STATED GOAL: Tally the lines that contain the string "Chief" and give the number by itself.

== SUPPLIED MATERIAL ==

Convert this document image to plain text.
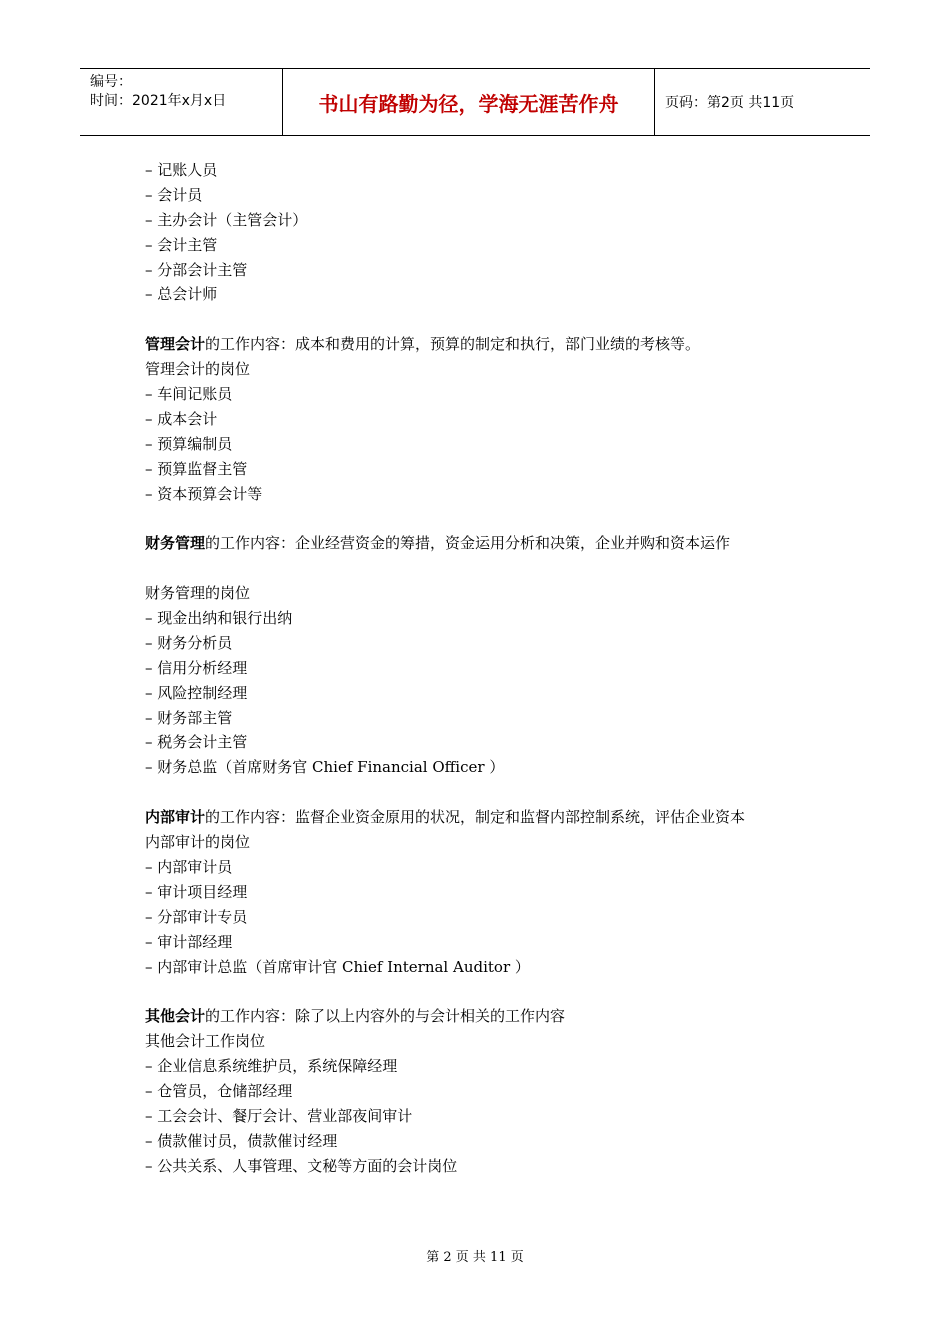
编号：
时间：2021年x月x日	书山有路勤为径，学海无涯苦作舟	页码：第2页 共11页
– 记账人员
– 会计员
– 主办会计（主管会计）
– 会计主管
– 分部会计主管
– 总会计师
管理会计的工作内容：成本和费用的计算，预算的制定和执行，部门业绩的考核等。
管理会计的岗位
– 车间记账员
– 成本会计
– 预算编制员
– 预算监督主管
– 资本预算会计等
财务管理的工作内容：企业经营资金的筹措，资金运用分析和决策，企业并购和资本运作
财务管理的岗位
– 现金出纳和银行出纳
– 财务分析员
– 信用分析经理
– 风险控制经理
– 财务部主管
– 税务会计主管
– 财务总监（首席财务官 Chief Financial Officer ）
内部审计的工作内容：监督企业资金原用的状况，制定和监督内部控制系统，评估企业资本
内部审计的岗位
– 内部审计员
– 审计项目经理
– 分部审计专员
– 审计部经理
– 内部审计总监（首席审计官 Chief Internal Auditor ）
其他会计的工作内容：除了以上内容外的与会计相关的工作内容
其他会计工作岗位
– 企业信息系统维护员，系统保障经理
– 仓管员，仓储部经理
– 工会会计、餐厅会计、营业部夜间审计
– 债款催讨员，债款催讨经理
– 公共关系、人事管理、文秘等方面的会计岗位
第 2 页 共 11 页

===

ANSWER TO THE PROBLEM: 2